§ Data extract
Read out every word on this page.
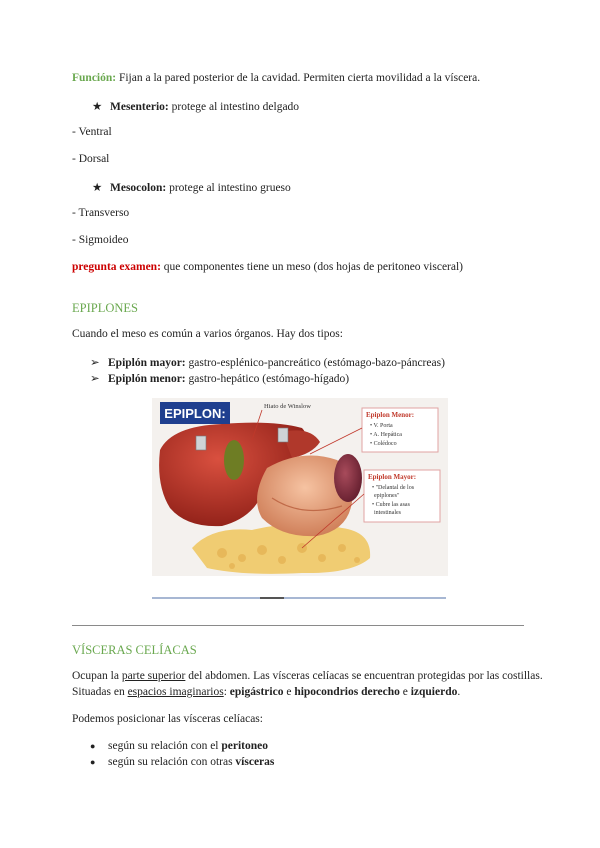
Función: Fijan a la pared posterior de la cavidad. Permiten cierta movilidad a la víscera.
★ Mesenterio: protege al intestino delgado
- Ventral
- Dorsal
★ Mesocolon: protege al intestino grueso
- Transverso
- Sigmoideo
pregunta examen: que componentes tiene un meso (dos hojas de peritoneo visceral)
EPIPLONES
Cuando el meso es común a varios órganos. Hay dos tipos:
➢ Epiplón mayor: gastro-esplénico-pancreático (estómago-bazo-páncreas)
➢ Epiplón menor: gastro-hepático (estómago-hígado)
EPIPLON:	Hiato de Winslow
Epiplon Menor:
• V. Porta
• A. Hepática
• Colédoco
Epiplon Mayor:
• "Delantal de los
epiplones"
• Cubre las asas
intestinales
VÍSCERAS CELÍACAS
Ocupan la parte superior del abdomen. Las vísceras celíacas se encuentran protegidas por las costillas.
Situadas en espacios imaginarios: epigástrico e hipocondrios derecho e izquierdo.
Podemos posicionar las vísceras celíacas:
● según su relación con el peritoneo
● según su relación con otras vísceras
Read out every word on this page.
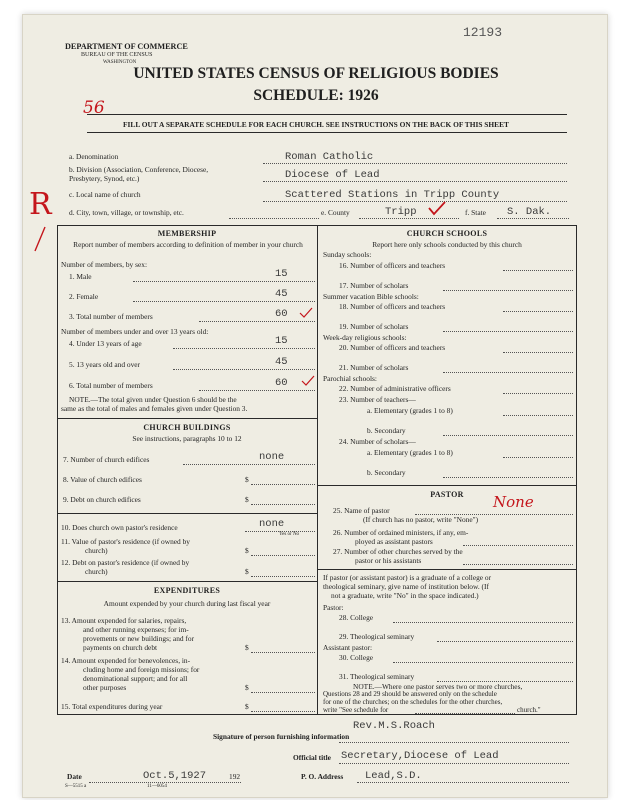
DEPARTMENT OF COMMERCE
BUREAU OF THE CENSUS
WASHINGTON
12193
UNITED STATES CENSUS OF RELIGIOUS BODIES
SCHEDULE: 1926
56
FILL OUT A SEPARATE SCHEDULE FOR EACH CHURCH. SEE INSTRUCTIONS ON THE BACK OF THIS SHEET
R
a. Denomination	Roman Catholic
b. Division (Association, Conference, Diocese, Presbytery, Synod, etc.)	Diocese of Lead
c. Local name of church	Scattered Stations in Tripp County
d. City, town, village, or township, etc.	e. County	Tripp	f. State S. Dak.
MEMBERSHIP
Report number of members according to definition of member in your church
Number of members, by sex:
1. Male	15
2. Female	45
3. Total number of members	60
Number of members under and over 13 years old:
4. Under 13 years of age	15
5. 13 years old and over	45
6. Total number of members	60
NOTE.—The total given under Question 6 should be the
same as the total of males and females given under Question 3.
CHURCH BUILDINGS
See instructions, paragraphs 10 to 12
7. Number of church edifices	none
8. Value of church edifices	$
9. Debt on church edifices	$
10. Does church own pastor's residence	none
Yes or No
11. Value of pastor's residence (if owned by
church)	$
12. Debt on pastor's residence (if owned by
church)	$
EXPENDITURES
Amount expended by your church during last fiscal year
13. Amount expended for salaries, repairs,
and other running expenses; for im-
provements or new buildings; and for
payments on church debt	$
14. Amount expended for benevolences, in-
cluding home and foreign missions; for
denominational support; and for all
other purposes	$
15. Total expenditures during year	$
CHURCH SCHOOLS
Report here only schools conducted by this church
Sunday schools:
16. Number of officers and teachers
17. Number of scholars
Summer vacation Bible schools:
18. Number of officers and teachers
19. Number of scholars
Week-day religious schools:
20. Number of officers and teachers
21. Number of scholars
Parochial schools:
22. Number of administrative officers
23. Number of teachers—
a. Elementary (grades 1 to 8)
b. Secondary
24. Number of scholars—
a. Elementary (grades 1 to 8)
b. Secondary
PASTOR
25. Name of pastor	None
(If church has no pastor, write "None")
26. Number of ordained ministers, if any, em-
ployed as assistant pastors
27. Number of other churches served by the
pastor or his assistants
If pastor (or assistant pastor) is a graduate of a college or
theological seminary, give name of institution below. (If
not a graduate, write "No" in the space indicated.)
Pastor:
28. College
29. Theological seminary
Assistant pastor:
30. College
31. Theological seminary
NOTE.—Where one pastor serves two or more churches,
Questions 28 and 29 should be answered only on the schedule
for one of the churches; on the schedules for the other churches,
write "See schedule for	church."
Signature of person furnishing information
Rev.M.S.Roach
Official title Secretary,Diocese of Lead
Date	Oct.5,1927	192	P. O. Address Lead,S.D.
S—5515 a	11—6054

§ What you have to do
Determine how many lines in the listing above hold the word "during", answering with the number only.

§ Solution
2